**Challenge**
Provide an exact transcription of all the records.

*** Provided records

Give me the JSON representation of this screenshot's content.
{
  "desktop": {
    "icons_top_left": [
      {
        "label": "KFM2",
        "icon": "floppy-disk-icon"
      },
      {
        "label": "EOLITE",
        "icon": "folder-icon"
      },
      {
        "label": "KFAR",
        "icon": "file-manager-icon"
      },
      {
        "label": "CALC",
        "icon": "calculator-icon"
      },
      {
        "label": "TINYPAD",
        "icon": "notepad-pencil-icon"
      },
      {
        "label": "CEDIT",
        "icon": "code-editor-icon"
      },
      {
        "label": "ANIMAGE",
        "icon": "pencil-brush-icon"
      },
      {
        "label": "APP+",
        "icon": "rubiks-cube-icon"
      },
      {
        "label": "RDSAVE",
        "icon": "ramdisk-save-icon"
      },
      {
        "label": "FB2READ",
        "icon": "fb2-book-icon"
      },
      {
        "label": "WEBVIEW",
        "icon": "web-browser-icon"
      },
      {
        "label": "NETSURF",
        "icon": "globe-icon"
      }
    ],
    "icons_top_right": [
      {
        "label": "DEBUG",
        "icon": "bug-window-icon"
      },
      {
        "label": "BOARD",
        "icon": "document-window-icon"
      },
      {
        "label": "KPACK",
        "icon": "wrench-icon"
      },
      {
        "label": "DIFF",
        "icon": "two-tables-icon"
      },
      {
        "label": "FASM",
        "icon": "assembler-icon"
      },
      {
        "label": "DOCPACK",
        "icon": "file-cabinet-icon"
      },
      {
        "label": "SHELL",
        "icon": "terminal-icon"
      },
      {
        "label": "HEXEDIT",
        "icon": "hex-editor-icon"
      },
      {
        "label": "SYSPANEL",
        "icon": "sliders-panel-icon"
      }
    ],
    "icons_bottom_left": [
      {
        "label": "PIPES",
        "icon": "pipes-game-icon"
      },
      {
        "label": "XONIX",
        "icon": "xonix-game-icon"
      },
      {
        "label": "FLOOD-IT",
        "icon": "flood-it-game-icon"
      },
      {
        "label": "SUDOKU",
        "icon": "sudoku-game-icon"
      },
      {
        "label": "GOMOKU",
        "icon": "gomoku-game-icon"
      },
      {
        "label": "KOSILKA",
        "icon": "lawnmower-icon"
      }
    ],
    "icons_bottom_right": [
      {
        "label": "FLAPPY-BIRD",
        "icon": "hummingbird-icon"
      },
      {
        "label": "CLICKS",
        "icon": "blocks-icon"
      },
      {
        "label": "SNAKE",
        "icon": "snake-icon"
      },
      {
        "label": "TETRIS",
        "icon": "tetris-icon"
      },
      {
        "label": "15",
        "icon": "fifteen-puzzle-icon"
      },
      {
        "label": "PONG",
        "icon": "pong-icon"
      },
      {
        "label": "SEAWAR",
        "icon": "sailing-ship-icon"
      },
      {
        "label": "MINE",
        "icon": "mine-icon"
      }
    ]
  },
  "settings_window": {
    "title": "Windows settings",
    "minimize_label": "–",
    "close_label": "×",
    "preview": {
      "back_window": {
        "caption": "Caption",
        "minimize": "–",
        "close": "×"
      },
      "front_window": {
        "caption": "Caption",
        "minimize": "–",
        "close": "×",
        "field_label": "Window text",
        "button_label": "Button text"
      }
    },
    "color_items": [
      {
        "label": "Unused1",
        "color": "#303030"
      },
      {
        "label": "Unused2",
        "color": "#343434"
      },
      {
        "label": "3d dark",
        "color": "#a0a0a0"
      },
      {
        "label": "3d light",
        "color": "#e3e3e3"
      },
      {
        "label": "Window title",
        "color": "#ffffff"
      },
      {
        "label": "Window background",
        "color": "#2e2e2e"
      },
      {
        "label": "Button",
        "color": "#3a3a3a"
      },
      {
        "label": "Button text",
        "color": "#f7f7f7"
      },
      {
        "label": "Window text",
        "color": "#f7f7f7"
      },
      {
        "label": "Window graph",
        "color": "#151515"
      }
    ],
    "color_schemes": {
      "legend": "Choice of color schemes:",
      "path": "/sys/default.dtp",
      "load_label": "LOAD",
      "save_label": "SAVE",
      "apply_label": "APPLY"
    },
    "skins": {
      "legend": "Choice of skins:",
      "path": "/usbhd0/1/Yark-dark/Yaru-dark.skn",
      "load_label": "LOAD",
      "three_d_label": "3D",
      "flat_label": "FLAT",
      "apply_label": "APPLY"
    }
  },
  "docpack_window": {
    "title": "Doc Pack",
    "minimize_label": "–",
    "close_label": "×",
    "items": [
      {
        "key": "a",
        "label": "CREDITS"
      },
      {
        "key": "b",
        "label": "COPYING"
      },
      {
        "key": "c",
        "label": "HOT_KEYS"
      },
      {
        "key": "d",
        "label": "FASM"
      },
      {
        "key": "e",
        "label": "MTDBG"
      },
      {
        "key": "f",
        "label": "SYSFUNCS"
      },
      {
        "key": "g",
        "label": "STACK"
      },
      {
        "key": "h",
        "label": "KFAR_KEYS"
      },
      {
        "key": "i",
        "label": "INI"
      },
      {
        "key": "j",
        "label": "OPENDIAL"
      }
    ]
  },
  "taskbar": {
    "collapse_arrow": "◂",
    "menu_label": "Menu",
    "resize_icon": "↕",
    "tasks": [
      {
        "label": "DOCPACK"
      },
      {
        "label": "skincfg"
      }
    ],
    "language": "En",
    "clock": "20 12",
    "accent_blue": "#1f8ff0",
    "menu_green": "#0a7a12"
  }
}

******

**Response**
Give me the JSON representation of this screenshot's content.
{
  "desktop": {
    "icons_top_left": [
      {
        "label": "KFM2",
        "icon": "floppy-disk-icon"
      },
      {
        "label": "EOLITE",
        "icon": "folder-icon"
      },
      {
        "label": "KFAR",
        "icon": "file-manager-icon"
      },
      {
        "label": "CALC",
        "icon": "calculator-icon"
      },
      {
        "label": "TINYPAD",
        "icon": "notepad-pencil-icon"
      },
      {
        "label": "CEDIT",
        "icon": "code-editor-icon"
      },
      {
        "label": "ANIMAGE",
        "icon": "pencil-brush-icon"
      },
      {
        "label": "APP+",
        "icon": "rubiks-cube-icon"
      },
      {
        "label": "RDSAVE",
        "icon": "ramdisk-save-icon"
      },
      {
        "label": "FB2READ",
        "icon": "fb2-book-icon"
      },
      {
        "label": "WEBVIEW",
        "icon": "web-browser-icon"
      },
      {
        "label": "NETSURF",
        "icon": "globe-icon"
      }
    ],
    "icons_top_right": [
      {
        "label": "DEBUG",
        "icon": "bug-window-icon"
      },
      {
        "label": "BOARD",
        "icon": "document-window-icon"
      },
      {
        "label": "KPACK",
        "icon": "wrench-icon"
      },
      {
        "label": "DIFF",
        "icon": "two-tables-icon"
      },
      {
        "label": "FASM",
        "icon": "assembler-icon"
      },
      {
        "label": "DOCPACK",
        "icon": "file-cabinet-icon"
      },
      {
        "label": "SHELL",
        "icon": "terminal-icon"
      },
      {
        "label": "HEXEDIT",
        "icon": "hex-editor-icon"
      },
      {
        "label": "SYSPANEL",
        "icon": "sliders-panel-icon"
      }
    ],
    "icons_bottom_left": [
      {
        "label": "PIPES",
        "icon": "pipes-game-icon"
      },
      {
        "label": "XONIX",
        "icon": "xonix-game-icon"
      },
      {
        "label": "FLOOD-IT",
        "icon": "flood-it-game-icon"
      },
      {
        "label": "SUDOKU",
        "icon": "sudoku-game-icon"
      },
      {
        "label": "GOMOKU",
        "icon": "gomoku-game-icon"
      },
      {
        "label": "KOSILKA",
        "icon": "lawnmower-icon"
      }
    ],
    "icons_bottom_right": [
      {
        "label": "FLAPPY-BIRD",
        "icon": "hummingbird-icon"
      },
      {
        "label": "CLICKS",
        "icon": "blocks-icon"
      },
      {
        "label": "SNAKE",
        "icon": "snake-icon"
      },
      {
        "label": "TETRIS",
        "icon": "tetris-icon"
      },
      {
        "label": "15",
        "icon": "fifteen-puzzle-icon"
      },
      {
        "label": "PONG",
        "icon": "pong-icon"
      },
      {
        "label": "SEAWAR",
        "icon": "sailing-ship-icon"
      },
      {
        "label": "MINE",
        "icon": "mine-icon"
      }
    ]
  },
  "settings_window": {
    "title": "Windows settings",
    "minimize_label": "–",
    "close_label": "×",
    "preview": {
      "back_window": {
        "caption": "Caption",
        "minimize": "–",
        "close": "×"
      },
      "front_window": {
        "caption": "Caption",
        "minimize": "–",
        "close": "×",
        "field_label": "Window text",
        "button_label": "Button text"
      }
    },
    "color_items": [
      {
        "label": "Unused1",
        "color": "#303030"
      },
      {
        "label": "Unused2",
        "color": "#343434"
      },
      {
        "label": "3d dark",
        "color": "#a0a0a0"
      },
      {
        "label": "3d light",
        "color": "#e3e3e3"
      },
      {
        "label": "Window title",
        "color": "#ffffff"
      },
      {
        "label": "Window background",
        "color": "#2e2e2e"
      },
      {
        "label": "Button",
        "color": "#3a3a3a"
      },
      {
        "label": "Button text",
        "color": "#f7f7f7"
      },
      {
        "label": "Window text",
        "color": "#f7f7f7"
      },
      {
        "label": "Window graph",
        "color": "#151515"
      }
    ],
    "color_schemes": {
      "legend": "Choice of color schemes:",
      "path": "/sys/default.dtp",
      "load_label": "LOAD",
      "save_label": "SAVE",
      "apply_label": "APPLY"
    },
    "skins": {
      "legend": "Choice of skins:",
      "path": "/usbhd0/1/Yark-dark/Yaru-dark.skn",
      "load_label": "LOAD",
      "three_d_label": "3D",
      "flat_label": "FLAT",
      "apply_label": "APPLY"
    }
  },
  "docpack_window": {
    "title": "Doc Pack",
    "minimize_label": "–",
    "close_label": "×",
    "items": [
      {
        "key": "a",
        "label": "CREDITS"
      },
      {
        "key": "b",
        "label": "COPYING"
      },
      {
        "key": "c",
        "label": "HOT_KEYS"
      },
      {
        "key": "d",
        "label": "FASM"
      },
      {
        "key": "e",
        "label": "MTDBG"
      },
      {
        "key": "f",
        "label": "SYSFUNCS"
      },
      {
        "key": "g",
        "label": "STACK"
      },
      {
        "key": "h",
        "label": "KFAR_KEYS"
      },
      {
        "key": "i",
        "label": "INI"
      },
      {
        "key": "j",
        "label": "OPENDIAL"
      }
    ]
  },
  "taskbar": {
    "collapse_arrow": "◂",
    "menu_label": "Menu",
    "resize_icon": "↕",
    "tasks": [
      {
        "label": "DOCPACK"
      },
      {
        "label": "skincfg"
      }
    ],
    "language": "En",
    "clock": "20 12",
    "accent_blue": "#1f8ff0",
    "menu_green": "#0a7a12"
  }
}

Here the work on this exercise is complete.